++++ Records for processing ++++
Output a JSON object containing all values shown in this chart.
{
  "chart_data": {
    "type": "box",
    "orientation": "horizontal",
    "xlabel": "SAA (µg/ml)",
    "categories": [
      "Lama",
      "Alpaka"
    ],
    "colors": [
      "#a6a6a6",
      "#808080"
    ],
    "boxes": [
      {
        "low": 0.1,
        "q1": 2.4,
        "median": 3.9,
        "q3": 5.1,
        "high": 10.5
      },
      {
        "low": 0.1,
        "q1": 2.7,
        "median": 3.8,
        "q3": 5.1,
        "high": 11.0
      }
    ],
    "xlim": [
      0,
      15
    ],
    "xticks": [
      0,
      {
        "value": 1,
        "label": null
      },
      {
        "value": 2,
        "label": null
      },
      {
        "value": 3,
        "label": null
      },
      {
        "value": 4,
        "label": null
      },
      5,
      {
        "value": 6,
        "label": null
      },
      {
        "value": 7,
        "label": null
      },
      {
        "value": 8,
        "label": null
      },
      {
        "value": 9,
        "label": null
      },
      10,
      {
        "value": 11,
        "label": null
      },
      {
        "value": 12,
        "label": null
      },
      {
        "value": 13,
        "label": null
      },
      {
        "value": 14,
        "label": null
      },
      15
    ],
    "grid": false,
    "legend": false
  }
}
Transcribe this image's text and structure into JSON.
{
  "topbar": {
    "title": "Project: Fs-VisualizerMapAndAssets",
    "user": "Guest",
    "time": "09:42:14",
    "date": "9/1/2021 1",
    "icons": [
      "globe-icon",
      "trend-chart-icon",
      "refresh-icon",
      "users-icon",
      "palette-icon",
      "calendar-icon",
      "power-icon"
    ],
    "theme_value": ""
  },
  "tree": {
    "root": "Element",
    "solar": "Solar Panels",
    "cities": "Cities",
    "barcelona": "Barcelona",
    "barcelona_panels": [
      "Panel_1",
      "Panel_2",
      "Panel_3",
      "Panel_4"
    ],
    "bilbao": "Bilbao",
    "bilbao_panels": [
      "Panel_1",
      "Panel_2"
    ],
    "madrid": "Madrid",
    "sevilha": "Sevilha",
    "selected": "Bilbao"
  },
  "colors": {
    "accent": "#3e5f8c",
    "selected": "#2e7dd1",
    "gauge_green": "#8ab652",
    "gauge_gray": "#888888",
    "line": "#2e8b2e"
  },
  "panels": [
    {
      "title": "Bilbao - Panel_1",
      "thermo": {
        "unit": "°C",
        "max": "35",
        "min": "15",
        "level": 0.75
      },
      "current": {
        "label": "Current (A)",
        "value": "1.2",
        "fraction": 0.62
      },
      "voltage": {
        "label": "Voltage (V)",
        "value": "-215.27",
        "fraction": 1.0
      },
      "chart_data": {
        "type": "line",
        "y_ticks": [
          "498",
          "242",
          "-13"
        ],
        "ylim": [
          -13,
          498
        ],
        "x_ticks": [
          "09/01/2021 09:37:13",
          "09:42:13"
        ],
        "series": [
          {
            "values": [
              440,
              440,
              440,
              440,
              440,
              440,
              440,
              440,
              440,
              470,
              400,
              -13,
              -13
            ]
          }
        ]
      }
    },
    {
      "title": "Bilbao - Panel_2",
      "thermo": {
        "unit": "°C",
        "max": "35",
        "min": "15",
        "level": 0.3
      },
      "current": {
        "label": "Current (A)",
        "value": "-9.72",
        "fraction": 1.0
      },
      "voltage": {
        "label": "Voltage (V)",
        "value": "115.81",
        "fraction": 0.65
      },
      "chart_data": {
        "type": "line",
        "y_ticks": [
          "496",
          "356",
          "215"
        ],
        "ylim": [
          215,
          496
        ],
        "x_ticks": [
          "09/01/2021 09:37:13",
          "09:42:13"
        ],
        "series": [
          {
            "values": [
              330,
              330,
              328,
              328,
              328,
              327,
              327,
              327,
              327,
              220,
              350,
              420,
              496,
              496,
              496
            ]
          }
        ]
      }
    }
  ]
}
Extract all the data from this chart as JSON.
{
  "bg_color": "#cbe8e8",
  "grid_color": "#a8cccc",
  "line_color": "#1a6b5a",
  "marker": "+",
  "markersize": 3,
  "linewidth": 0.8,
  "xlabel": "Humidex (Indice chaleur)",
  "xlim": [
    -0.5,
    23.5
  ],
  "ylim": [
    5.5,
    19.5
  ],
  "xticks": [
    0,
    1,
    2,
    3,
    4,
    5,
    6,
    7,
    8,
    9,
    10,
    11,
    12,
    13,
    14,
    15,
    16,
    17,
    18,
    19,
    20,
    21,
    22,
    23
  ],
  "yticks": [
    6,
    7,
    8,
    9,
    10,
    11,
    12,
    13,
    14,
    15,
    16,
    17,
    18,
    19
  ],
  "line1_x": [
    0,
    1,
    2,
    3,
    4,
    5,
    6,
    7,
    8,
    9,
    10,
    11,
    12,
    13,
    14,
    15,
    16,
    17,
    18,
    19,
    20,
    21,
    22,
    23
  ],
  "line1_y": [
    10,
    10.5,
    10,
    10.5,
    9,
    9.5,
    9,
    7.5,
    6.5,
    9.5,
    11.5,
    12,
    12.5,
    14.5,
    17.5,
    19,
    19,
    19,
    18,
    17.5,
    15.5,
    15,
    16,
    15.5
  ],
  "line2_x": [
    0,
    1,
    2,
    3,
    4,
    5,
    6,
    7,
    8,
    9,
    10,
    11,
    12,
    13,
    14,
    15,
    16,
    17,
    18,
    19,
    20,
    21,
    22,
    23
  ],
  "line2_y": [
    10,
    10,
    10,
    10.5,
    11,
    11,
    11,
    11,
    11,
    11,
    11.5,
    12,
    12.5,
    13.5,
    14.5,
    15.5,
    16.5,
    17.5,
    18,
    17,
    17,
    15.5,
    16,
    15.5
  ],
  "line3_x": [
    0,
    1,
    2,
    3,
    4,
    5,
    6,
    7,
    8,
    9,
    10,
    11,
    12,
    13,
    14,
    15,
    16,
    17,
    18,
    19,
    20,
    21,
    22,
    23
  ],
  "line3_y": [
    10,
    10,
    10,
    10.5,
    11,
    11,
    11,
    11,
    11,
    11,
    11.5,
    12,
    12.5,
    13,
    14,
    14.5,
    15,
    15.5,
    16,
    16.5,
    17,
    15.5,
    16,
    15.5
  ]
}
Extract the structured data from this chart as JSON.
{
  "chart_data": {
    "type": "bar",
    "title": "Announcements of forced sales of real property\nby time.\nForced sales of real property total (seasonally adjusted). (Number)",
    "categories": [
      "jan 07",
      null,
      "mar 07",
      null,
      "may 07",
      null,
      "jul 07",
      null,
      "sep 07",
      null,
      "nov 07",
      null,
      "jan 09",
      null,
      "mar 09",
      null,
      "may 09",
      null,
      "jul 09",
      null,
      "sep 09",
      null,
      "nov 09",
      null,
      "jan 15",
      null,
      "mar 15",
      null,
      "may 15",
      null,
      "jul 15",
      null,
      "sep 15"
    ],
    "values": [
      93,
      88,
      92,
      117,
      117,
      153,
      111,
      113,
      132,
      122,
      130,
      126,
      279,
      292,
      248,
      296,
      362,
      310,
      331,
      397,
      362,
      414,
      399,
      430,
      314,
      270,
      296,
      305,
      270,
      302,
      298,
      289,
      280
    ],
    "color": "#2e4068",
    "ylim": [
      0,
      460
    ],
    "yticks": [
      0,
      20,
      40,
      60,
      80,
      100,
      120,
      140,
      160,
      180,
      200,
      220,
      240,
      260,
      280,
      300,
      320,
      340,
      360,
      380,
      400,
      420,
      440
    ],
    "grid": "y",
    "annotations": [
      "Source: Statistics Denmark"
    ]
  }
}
++++
Requirement:
Repeat the records above exactly.

Exercise answer:
Output a JSON object containing all values shown in this chart.
{
  "chart_data": {
    "type": "box",
    "orientation": "horizontal",
    "xlabel": "SAA (µg/ml)",
    "categories": [
      "Lama",
      "Alpaka"
    ],
    "colors": [
      "#a6a6a6",
      "#808080"
    ],
    "boxes": [
      {
        "low": 0.1,
        "q1": 2.4,
        "median": 3.9,
        "q3": 5.1,
        "high": 10.5
      },
      {
        "low": 0.1,
        "q1": 2.7,
        "median": 3.8,
        "q3": 5.1,
        "high": 11.0
      }
    ],
    "xlim": [
      0,
      15
    ],
    "xticks": [
      0,
      {
        "value": 1,
        "label": null
      },
      {
        "value": 2,
        "label": null
      },
      {
        "value": 3,
        "label": null
      },
      {
        "value": 4,
        "label": null
      },
      5,
      {
        "value": 6,
        "label": null
      },
      {
        "value": 7,
        "label": null
      },
      {
        "value": 8,
        "label": null
      },
      {
        "value": 9,
        "label": null
      },
      10,
      {
        "value": 11,
        "label": null
      },
      {
        "value": 12,
        "label": null
      },
      {
        "value": 13,
        "label": null
      },
      {
        "value": 14,
        "label": null
      },
      15
    ],
    "grid": false,
    "legend": false
  }
}
Transcribe this image's text and structure into JSON.
{
  "topbar": {
    "title": "Project: Fs-VisualizerMapAndAssets",
    "user": "Guest",
    "time": "09:42:14",
    "date": "9/1/2021 1",
    "icons": [
      "globe-icon",
      "trend-chart-icon",
      "refresh-icon",
      "users-icon",
      "palette-icon",
      "calendar-icon",
      "power-icon"
    ],
    "theme_value": ""
  },
  "tree": {
    "root": "Element",
    "solar": "Solar Panels",
    "cities": "Cities",
    "barcelona": "Barcelona",
    "barcelona_panels": [
      "Panel_1",
      "Panel_2",
      "Panel_3",
      "Panel_4"
    ],
    "bilbao": "Bilbao",
    "bilbao_panels": [
      "Panel_1",
      "Panel_2"
    ],
    "madrid": "Madrid",
    "sevilha": "Sevilha",
    "selected": "Bilbao"
  },
  "colors": {
    "accent": "#3e5f8c",
    "selected": "#2e7dd1",
    "gauge_green": "#8ab652",
    "gauge_gray": "#888888",
    "line": "#2e8b2e"
  },
  "panels": [
    {
      "title": "Bilbao - Panel_1",
      "thermo": {
        "unit": "°C",
        "max": "35",
        "min": "15",
        "level": 0.75
      },
      "current": {
        "label": "Current (A)",
        "value": "1.2",
        "fraction": 0.62
      },
      "voltage": {
        "label": "Voltage (V)",
        "value": "-215.27",
        "fraction": 1.0
      },
      "chart_data": {
        "type": "line",
        "y_ticks": [
          "498",
          "242",
          "-13"
        ],
        "ylim": [
          -13,
          498
        ],
        "x_ticks": [
          "09/01/2021 09:37:13",
          "09:42:13"
        ],
        "series": [
          {
            "values": [
              440,
              440,
              440,
              440,
              440,
              440,
              440,
              440,
              440,
              470,
              400,
              -13,
              -13
            ]
          }
        ]
      }
    },
    {
      "title": "Bilbao - Panel_2",
      "thermo": {
        "unit": "°C",
        "max": "35",
        "min": "15",
        "level": 0.3
      },
      "current": {
        "label": "Current (A)",
        "value": "-9.72",
        "fraction": 1.0
      },
      "voltage": {
        "label": "Voltage (V)",
        "value": "115.81",
        "fraction": 0.65
      },
      "chart_data": {
        "type": "line",
        "y_ticks": [
          "496",
          "356",
          "215"
        ],
        "ylim": [
          215,
          496
        ],
        "x_ticks": [
          "09/01/2021 09:37:13",
          "09:42:13"
        ],
        "series": [
          {
            "values": [
              330,
              330,
              328,
              328,
              328,
              327,
              327,
              327,
              327,
              220,
              350,
              420,
              496,
              496,
              496
            ]
          }
        ]
      }
    }
  ]
}
Extract all the data from this chart as JSON.
{
  "bg_color": "#cbe8e8",
  "grid_color": "#a8cccc",
  "line_color": "#1a6b5a",
  "marker": "+",
  "markersize": 3,
  "linewidth": 0.8,
  "xlabel": "Humidex (Indice chaleur)",
  "xlim": [
    -0.5,
    23.5
  ],
  "ylim": [
    5.5,
    19.5
  ],
  "xticks": [
    0,
    1,
    2,
    3,
    4,
    5,
    6,
    7,
    8,
    9,
    10,
    11,
    12,
    13,
    14,
    15,
    16,
    17,
    18,
    19,
    20,
    21,
    22,
    23
  ],
  "yticks": [
    6,
    7,
    8,
    9,
    10,
    11,
    12,
    13,
    14,
    15,
    16,
    17,
    18,
    19
  ],
  "line1_x": [
    0,
    1,
    2,
    3,
    4,
    5,
    6,
    7,
    8,
    9,
    10,
    11,
    12,
    13,
    14,
    15,
    16,
    17,
    18,
    19,
    20,
    21,
    22,
    23
  ],
  "line1_y": [
    10,
    10.5,
    10,
    10.5,
    9,
    9.5,
    9,
    7.5,
    6.5,
    9.5,
    11.5,
    12,
    12.5,
    14.5,
    17.5,
    19,
    19,
    19,
    18,
    17.5,
    15.5,
    15,
    16,
    15.5
  ],
  "line2_x": [
    0,
    1,
    2,
    3,
    4,
    5,
    6,
    7,
    8,
    9,
    10,
    11,
    12,
    13,
    14,
    15,
    16,
    17,
    18,
    19,
    20,
    21,
    22,
    23
  ],
  "line2_y": [
    10,
    10,
    10,
    10.5,
    11,
    11,
    11,
    11,
    11,
    11,
    11.5,
    12,
    12.5,
    13.5,
    14.5,
    15.5,
    16.5,
    17.5,
    18,
    17,
    17,
    15.5,
    16,
    15.5
  ],
  "line3_x": [
    0,
    1,
    2,
    3,
    4,
    5,
    6,
    7,
    8,
    9,
    10,
    11,
    12,
    13,
    14,
    15,
    16,
    17,
    18,
    19,
    20,
    21,
    22,
    23
  ],
  "line3_y": [
    10,
    10,
    10,
    10.5,
    11,
    11,
    11,
    11,
    11,
    11,
    11.5,
    12,
    12.5,
    13,
    14,
    14.5,
    15,
    15.5,
    16,
    16.5,
    17,
    15.5,
    16,
    15.5
  ]
}
Extract the structured data from this chart as JSON.
{
  "chart_data": {
    "type": "bar",
    "title": "Announcements of forced sales of real property\nby time.\nForced sales of real property total (seasonally adjusted). (Number)",
    "categories": [
      "jan 07",
      null,
      "mar 07",
      null,
      "may 07",
      null,
      "jul 07",
      null,
      "sep 07",
      null,
      "nov 07",
      null,
      "jan 09",
      null,
      "mar 09",
      null,
      "may 09",
      null,
      "jul 09",
      null,
      "sep 09",
      null,
      "nov 09",
      null,
      "jan 15",
      null,
      "mar 15",
      null,
      "may 15",
      null,
      "jul 15",
      null,
      "sep 15"
    ],
    "values": [
      93,
      88,
      92,
      117,
      117,
      153,
      111,
      113,
      132,
      122,
      130,
      126,
      279,
      292,
      248,
      296,
      362,
      310,
      331,
      397,
      362,
      414,
      399,
      430,
      314,
      270,
      296,
      305,
      270,
      302,
      298,
      289,
      280
    ],
    "color": "#2e4068",
    "ylim": [
      0,
      460
    ],
    "yticks": [
      0,
      20,
      40,
      60,
      80,
      100,
      120,
      140,
      160,
      180,
      200,
      220,
      240,
      260,
      280,
      300,
      320,
      340,
      360,
      380,
      400,
      420,
      440
    ],
    "grid": "y",
    "annotations": [
      "Source: Statistics Denmark"
    ]
  }
}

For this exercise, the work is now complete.